[Stored data]
***
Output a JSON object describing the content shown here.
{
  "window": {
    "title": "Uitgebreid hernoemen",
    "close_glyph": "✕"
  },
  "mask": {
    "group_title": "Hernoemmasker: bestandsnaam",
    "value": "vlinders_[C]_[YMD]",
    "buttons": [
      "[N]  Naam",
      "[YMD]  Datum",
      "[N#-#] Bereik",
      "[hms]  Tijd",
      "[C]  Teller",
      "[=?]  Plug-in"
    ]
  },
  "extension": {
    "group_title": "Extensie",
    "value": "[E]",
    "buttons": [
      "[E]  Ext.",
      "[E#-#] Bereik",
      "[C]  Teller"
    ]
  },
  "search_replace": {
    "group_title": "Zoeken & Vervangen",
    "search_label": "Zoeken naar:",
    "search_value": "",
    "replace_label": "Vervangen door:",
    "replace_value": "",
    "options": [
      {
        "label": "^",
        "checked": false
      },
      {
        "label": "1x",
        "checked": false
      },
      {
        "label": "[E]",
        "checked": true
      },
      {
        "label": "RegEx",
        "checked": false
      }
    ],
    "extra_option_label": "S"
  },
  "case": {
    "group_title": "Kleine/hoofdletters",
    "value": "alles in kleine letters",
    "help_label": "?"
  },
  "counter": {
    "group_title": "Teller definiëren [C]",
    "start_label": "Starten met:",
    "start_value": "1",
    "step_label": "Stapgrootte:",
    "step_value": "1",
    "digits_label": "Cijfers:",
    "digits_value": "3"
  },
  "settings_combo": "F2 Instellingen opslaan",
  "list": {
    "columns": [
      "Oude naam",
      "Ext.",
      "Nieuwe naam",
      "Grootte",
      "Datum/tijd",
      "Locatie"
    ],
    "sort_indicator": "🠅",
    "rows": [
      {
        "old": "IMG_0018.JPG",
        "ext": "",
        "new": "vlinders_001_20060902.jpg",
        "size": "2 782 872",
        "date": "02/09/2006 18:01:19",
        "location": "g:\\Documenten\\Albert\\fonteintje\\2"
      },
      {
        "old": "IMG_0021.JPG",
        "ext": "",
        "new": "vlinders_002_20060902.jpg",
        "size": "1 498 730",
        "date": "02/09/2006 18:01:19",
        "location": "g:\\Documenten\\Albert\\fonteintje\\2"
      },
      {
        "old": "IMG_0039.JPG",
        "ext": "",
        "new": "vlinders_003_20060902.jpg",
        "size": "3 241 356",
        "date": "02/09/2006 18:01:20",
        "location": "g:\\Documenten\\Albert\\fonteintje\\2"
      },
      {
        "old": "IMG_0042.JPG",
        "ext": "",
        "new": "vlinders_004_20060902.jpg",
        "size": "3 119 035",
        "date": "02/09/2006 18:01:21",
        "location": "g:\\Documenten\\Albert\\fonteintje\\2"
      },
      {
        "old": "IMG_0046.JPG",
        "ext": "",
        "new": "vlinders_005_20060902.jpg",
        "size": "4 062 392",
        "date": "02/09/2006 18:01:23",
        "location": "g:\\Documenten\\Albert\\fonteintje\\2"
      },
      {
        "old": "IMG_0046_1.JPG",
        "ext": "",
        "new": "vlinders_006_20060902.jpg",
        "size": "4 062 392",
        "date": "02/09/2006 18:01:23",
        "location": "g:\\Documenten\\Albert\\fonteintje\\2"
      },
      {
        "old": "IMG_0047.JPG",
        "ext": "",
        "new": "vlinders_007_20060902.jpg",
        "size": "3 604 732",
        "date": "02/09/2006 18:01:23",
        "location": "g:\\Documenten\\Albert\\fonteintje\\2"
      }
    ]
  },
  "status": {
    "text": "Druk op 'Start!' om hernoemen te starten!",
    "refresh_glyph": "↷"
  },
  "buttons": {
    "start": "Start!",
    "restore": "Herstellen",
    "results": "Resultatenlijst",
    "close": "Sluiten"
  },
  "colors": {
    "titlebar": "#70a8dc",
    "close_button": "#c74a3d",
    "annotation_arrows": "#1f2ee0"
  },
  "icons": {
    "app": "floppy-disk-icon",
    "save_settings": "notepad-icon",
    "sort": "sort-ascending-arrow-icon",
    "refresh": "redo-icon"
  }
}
***
To be done
From the records above, extract each line exactly as shown.

Problem solution
Output a JSON object describing the content shown here.
{
  "window": {
    "title": "Uitgebreid hernoemen",
    "close_glyph": "✕"
  },
  "mask": {
    "group_title": "Hernoemmasker: bestandsnaam",
    "value": "vlinders_[C]_[YMD]",
    "buttons": [
      "[N]  Naam",
      "[YMD]  Datum",
      "[N#-#] Bereik",
      "[hms]  Tijd",
      "[C]  Teller",
      "[=?]  Plug-in"
    ]
  },
  "extension": {
    "group_title": "Extensie",
    "value": "[E]",
    "buttons": [
      "[E]  Ext.",
      "[E#-#] Bereik",
      "[C]  Teller"
    ]
  },
  "search_replace": {
    "group_title": "Zoeken & Vervangen",
    "search_label": "Zoeken naar:",
    "search_value": "",
    "replace_label": "Vervangen door:",
    "replace_value": "",
    "options": [
      {
        "label": "^",
        "checked": false
      },
      {
        "label": "1x",
        "checked": false
      },
      {
        "label": "[E]",
        "checked": true
      },
      {
        "label": "RegEx",
        "checked": false
      }
    ],
    "extra_option_label": "S"
  },
  "case": {
    "group_title": "Kleine/hoofdletters",
    "value": "alles in kleine letters",
    "help_label": "?"
  },
  "counter": {
    "group_title": "Teller definiëren [C]",
    "start_label": "Starten met:",
    "start_value": "1",
    "step_label": "Stapgrootte:",
    "step_value": "1",
    "digits_label": "Cijfers:",
    "digits_value": "3"
  },
  "settings_combo": "F2 Instellingen opslaan",
  "list": {
    "columns": [
      "Oude naam",
      "Ext.",
      "Nieuwe naam",
      "Grootte",
      "Datum/tijd",
      "Locatie"
    ],
    "sort_indicator": "🠅",
    "rows": [
      {
        "old": "IMG_0018.JPG",
        "ext": "",
        "new": "vlinders_001_20060902.jpg",
        "size": "2 782 872",
        "date": "02/09/2006 18:01:19",
        "location": "g:\\Documenten\\Albert\\fonteintje\\2"
      },
      {
        "old": "IMG_0021.JPG",
        "ext": "",
        "new": "vlinders_002_20060902.jpg",
        "size": "1 498 730",
        "date": "02/09/2006 18:01:19",
        "location": "g:\\Documenten\\Albert\\fonteintje\\2"
      },
      {
        "old": "IMG_0039.JPG",
        "ext": "",
        "new": "vlinders_003_20060902.jpg",
        "size": "3 241 356",
        "date": "02/09/2006 18:01:20",
        "location": "g:\\Documenten\\Albert\\fonteintje\\2"
      },
      {
        "old": "IMG_0042.JPG",
        "ext": "",
        "new": "vlinders_004_20060902.jpg",
        "size": "3 119 035",
        "date": "02/09/2006 18:01:21",
        "location": "g:\\Documenten\\Albert\\fonteintje\\2"
      },
      {
        "old": "IMG_0046.JPG",
        "ext": "",
        "new": "vlinders_005_20060902.jpg",
        "size": "4 062 392",
        "date": "02/09/2006 18:01:23",
        "location": "g:\\Documenten\\Albert\\fonteintje\\2"
      },
      {
        "old": "IMG_0046_1.JPG",
        "ext": "",
        "new": "vlinders_006_20060902.jpg",
        "size": "4 062 392",
        "date": "02/09/2006 18:01:23",
        "location": "g:\\Documenten\\Albert\\fonteintje\\2"
      },
      {
        "old": "IMG_0047.JPG",
        "ext": "",
        "new": "vlinders_007_20060902.jpg",
        "size": "3 604 732",
        "date": "02/09/2006 18:01:23",
        "location": "g:\\Documenten\\Albert\\fonteintje\\2"
      }
    ]
  },
  "status": {
    "text": "Druk op 'Start!' om hernoemen te starten!",
    "refresh_glyph": "↷"
  },
  "buttons": {
    "start": "Start!",
    "restore": "Herstellen",
    "results": "Resultatenlijst",
    "close": "Sluiten"
  },
  "colors": {
    "titlebar": "#70a8dc",
    "close_button": "#c74a3d",
    "annotation_arrows": "#1f2ee0"
  },
  "icons": {
    "app": "floppy-disk-icon",
    "save_settings": "notepad-icon",
    "sort": "sort-ascending-arrow-icon",
    "refresh": "redo-icon"
  }
}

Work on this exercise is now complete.